Work to do: List every line in this data where the string "unstable" occurs.

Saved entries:
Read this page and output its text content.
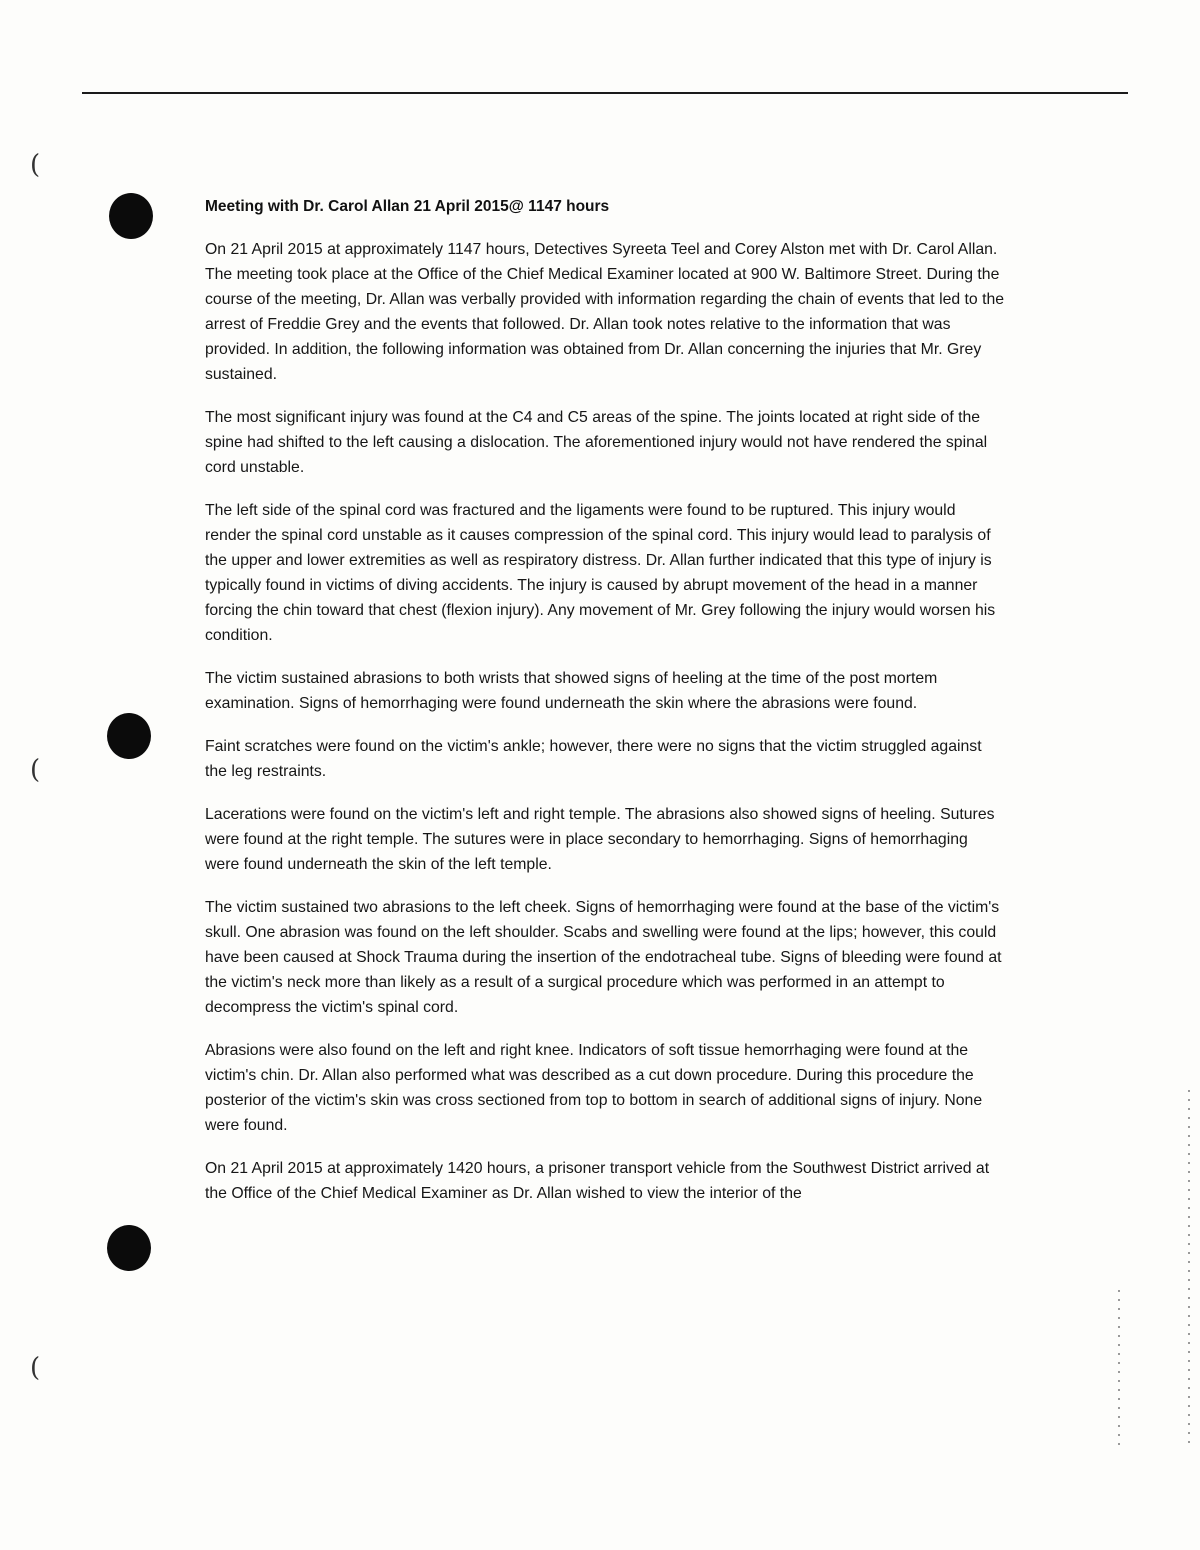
(
(
(
Meeting with Dr. Carol Allan 21 April 2015@ 1147 hours

On 21 April 2015 at approximately 1147 hours, Detectives Syreeta Teel and Corey Alston met with Dr. Carol Allan. The meeting took place at the Office of the Chief Medical Examiner located at 900 W. Baltimore Street. During the course of the meeting, Dr. Allan was verbally provided with information regarding the chain of events that led to the arrest of Freddie Grey and the events that followed. Dr. Allan took notes relative to the information that was provided. In addition, the following information was obtained from Dr. Allan concerning the injuries that Mr. Grey sustained.

The most significant injury was found at the C4 and C5 areas of the spine. The joints located at right side of the spine had shifted to the left causing a dislocation. The aforementioned injury would not have rendered the spinal cord unstable.

The left side of the spinal cord was fractured and the ligaments were found to be ruptured. This injury would render the spinal cord unstable as it causes compression of the spinal cord. This injury would lead to paralysis of the upper and lower extremities as well as respiratory distress. Dr. Allan further indicated that this type of injury is typically found in victims of diving accidents. The injury is caused by abrupt movement of the head in a manner forcing the chin toward that chest (flexion injury). Any movement of Mr. Grey following the injury would worsen his condition.

The victim sustained abrasions to both wrists that showed signs of heeling at the time of the post mortem examination. Signs of hemorrhaging were found underneath the skin where the abrasions were found.

Faint scratches were found on the victim's ankle; however, there were no signs that the victim struggled against the leg restraints.

Lacerations were found on the victim's left and right temple. The abrasions also showed signs of heeling. Sutures were found at the right temple. The sutures were in place secondary to hemorrhaging. Signs of hemorrhaging were found underneath the skin of the left temple.

The victim sustained two abrasions to the left cheek. Signs of hemorrhaging were found at the base of the victim's skull. One abrasion was found on the left shoulder. Scabs and swelling were found at the lips; however, this could have been caused at Shock Trauma during the insertion of the endotracheal tube. Signs of bleeding were found at the victim's neck more than likely as a result of a surgical procedure which was performed in an attempt to decompress the victim's spinal cord.

Abrasions were also found on the left and right knee. Indicators of soft tissue hemorrhaging were found at the victim's chin. Dr. Allan also performed what was described as a cut down procedure. During this procedure the posterior of the victim's skin was cross sectioned from top to bottom in search of additional signs of injury. None were found.

On 21 April 2015 at approximately 1420 hours, a prisoner transport vehicle from the Southwest District arrived at the Office of the Chief Medical Examiner as Dr. Allan wished to view the interior of the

Response:
The most significant injury was found at the C4 and C5 areas of the spine. The joints located at right side of the spine had shifted to the left causing a dislocation. The aforementioned injury would not have rendered the spinal cord unstable.
The left side of the spinal cord was fractured and the ligaments were found to be ruptured. This injury would render the spinal cord unstable as it causes compression of the spinal cord. This injury would lead to paralysis of the upper and lower extremities as well as respiratory distress. Dr. Allan further indicated that this type of injury is typically found in victims of diving accidents. The injury is caused by abrupt movement of the head in a manner forcing the chin toward that chest (flexion injury). Any movement of Mr. Grey following the injury would worsen his condition.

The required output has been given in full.